What you need to do:
Copy each line below that contains "Pregunta".

Task data:
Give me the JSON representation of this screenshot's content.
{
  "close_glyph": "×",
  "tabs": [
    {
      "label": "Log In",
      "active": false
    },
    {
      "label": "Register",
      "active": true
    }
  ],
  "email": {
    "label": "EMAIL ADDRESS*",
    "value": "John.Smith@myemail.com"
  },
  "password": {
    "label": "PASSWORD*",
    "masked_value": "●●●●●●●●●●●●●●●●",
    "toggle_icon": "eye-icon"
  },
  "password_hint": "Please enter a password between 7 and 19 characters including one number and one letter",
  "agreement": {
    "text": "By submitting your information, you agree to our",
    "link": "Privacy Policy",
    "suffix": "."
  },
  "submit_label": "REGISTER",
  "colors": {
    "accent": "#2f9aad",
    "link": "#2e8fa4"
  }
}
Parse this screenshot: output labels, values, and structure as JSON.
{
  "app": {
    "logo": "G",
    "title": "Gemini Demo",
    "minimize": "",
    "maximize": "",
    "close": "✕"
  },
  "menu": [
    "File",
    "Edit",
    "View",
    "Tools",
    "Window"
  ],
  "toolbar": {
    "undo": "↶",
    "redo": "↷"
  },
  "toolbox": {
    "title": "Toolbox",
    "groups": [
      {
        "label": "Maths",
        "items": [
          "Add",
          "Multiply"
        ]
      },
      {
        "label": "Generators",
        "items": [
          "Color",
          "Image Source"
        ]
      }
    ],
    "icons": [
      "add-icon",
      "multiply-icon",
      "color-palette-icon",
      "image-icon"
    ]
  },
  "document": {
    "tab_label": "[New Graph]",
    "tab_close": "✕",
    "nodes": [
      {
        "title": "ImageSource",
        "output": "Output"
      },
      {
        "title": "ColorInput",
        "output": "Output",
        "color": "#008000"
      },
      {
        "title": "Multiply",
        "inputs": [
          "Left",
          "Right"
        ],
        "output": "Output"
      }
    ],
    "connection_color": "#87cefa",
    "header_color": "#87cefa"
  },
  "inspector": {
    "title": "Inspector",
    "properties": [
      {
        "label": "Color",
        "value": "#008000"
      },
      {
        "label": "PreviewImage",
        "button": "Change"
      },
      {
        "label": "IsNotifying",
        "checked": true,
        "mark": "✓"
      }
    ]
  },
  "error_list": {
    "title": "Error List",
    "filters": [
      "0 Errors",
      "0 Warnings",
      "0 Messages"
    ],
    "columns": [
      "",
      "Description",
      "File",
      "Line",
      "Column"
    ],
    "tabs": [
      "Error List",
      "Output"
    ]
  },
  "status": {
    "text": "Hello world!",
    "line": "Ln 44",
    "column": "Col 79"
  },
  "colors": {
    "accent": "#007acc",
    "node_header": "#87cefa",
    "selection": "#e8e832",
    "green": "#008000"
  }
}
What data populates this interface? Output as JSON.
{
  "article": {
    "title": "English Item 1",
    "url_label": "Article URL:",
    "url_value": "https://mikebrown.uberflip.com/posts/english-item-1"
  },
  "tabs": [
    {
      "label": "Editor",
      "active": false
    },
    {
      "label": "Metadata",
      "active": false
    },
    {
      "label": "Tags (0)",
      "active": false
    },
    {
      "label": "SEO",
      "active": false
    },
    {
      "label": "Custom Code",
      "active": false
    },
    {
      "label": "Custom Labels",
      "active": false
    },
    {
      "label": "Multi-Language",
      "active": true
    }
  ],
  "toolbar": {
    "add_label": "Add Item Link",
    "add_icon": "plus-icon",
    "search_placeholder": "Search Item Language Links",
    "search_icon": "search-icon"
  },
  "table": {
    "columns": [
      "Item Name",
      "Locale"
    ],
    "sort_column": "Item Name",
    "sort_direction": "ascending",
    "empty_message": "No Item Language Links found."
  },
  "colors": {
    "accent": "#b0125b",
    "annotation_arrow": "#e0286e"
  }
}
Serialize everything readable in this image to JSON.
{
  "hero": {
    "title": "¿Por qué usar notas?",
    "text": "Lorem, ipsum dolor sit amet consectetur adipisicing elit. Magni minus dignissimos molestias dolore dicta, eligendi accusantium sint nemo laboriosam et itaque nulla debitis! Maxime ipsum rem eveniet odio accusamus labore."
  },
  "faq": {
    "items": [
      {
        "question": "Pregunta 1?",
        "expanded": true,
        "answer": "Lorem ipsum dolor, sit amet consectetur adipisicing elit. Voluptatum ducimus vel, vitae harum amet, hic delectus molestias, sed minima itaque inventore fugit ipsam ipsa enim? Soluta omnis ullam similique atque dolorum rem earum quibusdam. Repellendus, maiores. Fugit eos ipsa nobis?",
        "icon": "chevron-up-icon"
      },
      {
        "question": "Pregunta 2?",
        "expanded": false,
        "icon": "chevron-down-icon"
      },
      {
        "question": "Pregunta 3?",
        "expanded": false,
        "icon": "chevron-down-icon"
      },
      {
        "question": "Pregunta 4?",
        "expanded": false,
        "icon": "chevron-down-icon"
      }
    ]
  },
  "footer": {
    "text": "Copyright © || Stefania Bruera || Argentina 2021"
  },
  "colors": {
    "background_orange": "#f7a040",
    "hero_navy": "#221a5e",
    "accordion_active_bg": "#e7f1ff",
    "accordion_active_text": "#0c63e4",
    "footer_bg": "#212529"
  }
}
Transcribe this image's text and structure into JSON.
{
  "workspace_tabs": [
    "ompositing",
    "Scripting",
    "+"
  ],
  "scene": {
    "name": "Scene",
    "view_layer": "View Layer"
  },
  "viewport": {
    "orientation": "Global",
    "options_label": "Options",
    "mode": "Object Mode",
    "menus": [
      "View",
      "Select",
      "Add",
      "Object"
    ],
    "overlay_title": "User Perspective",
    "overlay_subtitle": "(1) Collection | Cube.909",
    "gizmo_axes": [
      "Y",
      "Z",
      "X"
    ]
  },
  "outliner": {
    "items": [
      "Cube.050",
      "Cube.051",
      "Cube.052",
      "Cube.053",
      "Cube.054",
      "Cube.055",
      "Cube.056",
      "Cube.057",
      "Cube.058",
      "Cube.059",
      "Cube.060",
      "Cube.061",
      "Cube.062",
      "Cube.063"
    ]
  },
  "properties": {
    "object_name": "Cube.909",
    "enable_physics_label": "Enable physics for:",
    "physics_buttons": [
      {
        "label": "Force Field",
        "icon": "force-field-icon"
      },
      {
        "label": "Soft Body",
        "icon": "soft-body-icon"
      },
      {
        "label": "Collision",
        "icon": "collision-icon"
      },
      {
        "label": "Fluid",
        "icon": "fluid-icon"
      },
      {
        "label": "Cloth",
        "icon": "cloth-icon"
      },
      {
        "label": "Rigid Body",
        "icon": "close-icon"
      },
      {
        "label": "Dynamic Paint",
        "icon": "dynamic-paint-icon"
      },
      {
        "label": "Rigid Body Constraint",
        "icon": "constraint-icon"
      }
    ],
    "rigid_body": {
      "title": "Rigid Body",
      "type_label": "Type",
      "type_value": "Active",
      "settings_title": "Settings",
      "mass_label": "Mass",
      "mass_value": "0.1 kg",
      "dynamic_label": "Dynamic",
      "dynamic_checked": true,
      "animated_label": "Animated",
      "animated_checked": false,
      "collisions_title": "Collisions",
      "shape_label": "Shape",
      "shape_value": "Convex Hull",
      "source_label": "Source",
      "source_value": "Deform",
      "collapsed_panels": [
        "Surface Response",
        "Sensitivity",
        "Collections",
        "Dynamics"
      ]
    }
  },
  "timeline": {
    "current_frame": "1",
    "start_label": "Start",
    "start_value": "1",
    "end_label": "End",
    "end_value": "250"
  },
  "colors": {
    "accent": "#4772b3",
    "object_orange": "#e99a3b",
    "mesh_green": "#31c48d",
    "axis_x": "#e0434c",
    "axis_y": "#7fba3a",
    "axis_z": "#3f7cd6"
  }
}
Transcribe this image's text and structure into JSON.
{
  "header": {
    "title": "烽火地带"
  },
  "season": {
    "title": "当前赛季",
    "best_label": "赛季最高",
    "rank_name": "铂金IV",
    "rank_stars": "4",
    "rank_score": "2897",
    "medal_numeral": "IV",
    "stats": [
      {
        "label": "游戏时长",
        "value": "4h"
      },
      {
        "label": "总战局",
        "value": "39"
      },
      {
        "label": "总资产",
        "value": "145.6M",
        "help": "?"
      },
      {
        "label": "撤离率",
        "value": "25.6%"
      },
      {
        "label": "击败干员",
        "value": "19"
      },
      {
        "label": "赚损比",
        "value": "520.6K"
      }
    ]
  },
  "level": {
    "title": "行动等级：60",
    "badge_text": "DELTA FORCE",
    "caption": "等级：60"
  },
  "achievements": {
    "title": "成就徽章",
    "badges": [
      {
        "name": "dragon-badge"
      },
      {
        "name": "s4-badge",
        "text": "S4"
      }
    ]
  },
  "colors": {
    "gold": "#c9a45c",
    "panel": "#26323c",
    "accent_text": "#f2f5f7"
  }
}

Answer below:
        "question": "Pregunta 1?",
        "question": "Pregunta 2?",
        "question": "Pregunta 3?",
        "question": "Pregunta 4?",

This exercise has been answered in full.